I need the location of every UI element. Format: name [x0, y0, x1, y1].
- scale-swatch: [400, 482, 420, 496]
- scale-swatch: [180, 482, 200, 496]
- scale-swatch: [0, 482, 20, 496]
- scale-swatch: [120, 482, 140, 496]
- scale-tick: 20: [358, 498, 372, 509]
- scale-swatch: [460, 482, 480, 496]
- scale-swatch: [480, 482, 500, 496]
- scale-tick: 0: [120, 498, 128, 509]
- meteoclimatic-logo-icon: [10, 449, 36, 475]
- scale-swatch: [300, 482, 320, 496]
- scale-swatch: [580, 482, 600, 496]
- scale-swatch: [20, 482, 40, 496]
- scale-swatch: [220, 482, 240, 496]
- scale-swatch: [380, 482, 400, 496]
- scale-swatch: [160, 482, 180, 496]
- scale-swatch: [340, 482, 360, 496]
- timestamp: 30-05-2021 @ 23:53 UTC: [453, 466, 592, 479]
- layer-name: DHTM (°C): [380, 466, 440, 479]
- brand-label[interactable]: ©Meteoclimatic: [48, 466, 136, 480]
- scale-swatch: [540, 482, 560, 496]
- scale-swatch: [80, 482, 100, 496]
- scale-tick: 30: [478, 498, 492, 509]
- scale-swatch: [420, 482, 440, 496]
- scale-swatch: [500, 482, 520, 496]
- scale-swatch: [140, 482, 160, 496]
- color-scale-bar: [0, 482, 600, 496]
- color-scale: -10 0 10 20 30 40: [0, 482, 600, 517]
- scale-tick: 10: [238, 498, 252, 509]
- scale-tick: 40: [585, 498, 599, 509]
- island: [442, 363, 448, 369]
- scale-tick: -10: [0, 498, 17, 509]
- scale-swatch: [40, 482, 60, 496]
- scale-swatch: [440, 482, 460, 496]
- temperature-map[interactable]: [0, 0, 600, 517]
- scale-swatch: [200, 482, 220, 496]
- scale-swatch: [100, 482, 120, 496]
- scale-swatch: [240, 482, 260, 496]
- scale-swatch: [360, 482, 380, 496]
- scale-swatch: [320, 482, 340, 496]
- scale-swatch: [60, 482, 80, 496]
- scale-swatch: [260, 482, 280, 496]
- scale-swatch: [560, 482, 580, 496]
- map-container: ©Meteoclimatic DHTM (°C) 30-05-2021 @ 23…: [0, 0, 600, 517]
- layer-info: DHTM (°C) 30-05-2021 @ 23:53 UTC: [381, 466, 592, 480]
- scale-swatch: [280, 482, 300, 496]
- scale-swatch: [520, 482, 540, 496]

» **Job**:
Can you rename every "scale-swatch" in the records above to "legend-swatch" and give all the lines again with nothing else changed?

» **Output**:
I need the location of every UI element. Format: name [x0, y0, x1, y1].
- legend-swatch: [400, 482, 420, 496]
- legend-swatch: [180, 482, 200, 496]
- legend-swatch: [0, 482, 20, 496]
- legend-swatch: [120, 482, 140, 496]
- scale-tick: 20: [358, 498, 372, 509]
- legend-swatch: [460, 482, 480, 496]
- legend-swatch: [480, 482, 500, 496]
- scale-tick: 0: [120, 498, 128, 509]
- meteoclimatic-logo-icon: [10, 449, 36, 475]
- legend-swatch: [300, 482, 320, 496]
- legend-swatch: [580, 482, 600, 496]
- legend-swatch: [20, 482, 40, 496]
- legend-swatch: [220, 482, 240, 496]
- legend-swatch: [380, 482, 400, 496]
- legend-swatch: [160, 482, 180, 496]
- legend-swatch: [340, 482, 360, 496]
- timestamp: 30-05-2021 @ 23:53 UTC: [453, 466, 592, 479]
- layer-name: DHTM (°C): [380, 466, 440, 479]
- brand-label[interactable]: ©Meteoclimatic: [48, 466, 136, 480]
- legend-swatch: [540, 482, 560, 496]
- legend-swatch: [80, 482, 100, 496]
- scale-tick: 30: [478, 498, 492, 509]
- legend-swatch: [420, 482, 440, 496]
- legend-swatch: [500, 482, 520, 496]
- legend-swatch: [140, 482, 160, 496]
- color-scale-bar: [0, 482, 600, 496]
- color-scale: -10 0 10 20 30 40: [0, 482, 600, 517]
- scale-tick: 10: [238, 498, 252, 509]
- scale-tick: 40: [585, 498, 599, 509]
- island: [442, 363, 448, 369]
- scale-tick: -10: [0, 498, 17, 509]
- legend-swatch: [40, 482, 60, 496]
- legend-swatch: [440, 482, 460, 496]
- temperature-map[interactable]: [0, 0, 600, 517]
- legend-swatch: [200, 482, 220, 496]
- legend-swatch: [100, 482, 120, 496]
- legend-swatch: [240, 482, 260, 496]
- legend-swatch: [360, 482, 380, 496]
- legend-swatch: [320, 482, 340, 496]
- legend-swatch: [60, 482, 80, 496]
- legend-swatch: [260, 482, 280, 496]
- legend-swatch: [560, 482, 580, 496]
- map-container: ©Meteoclimatic DHTM (°C) 30-05-2021 @ 23…: [0, 0, 600, 517]
- layer-info: DHTM (°C) 30-05-2021 @ 23:53 UTC: [381, 466, 592, 480]
- legend-swatch: [280, 482, 300, 496]
- legend-swatch: [520, 482, 540, 496]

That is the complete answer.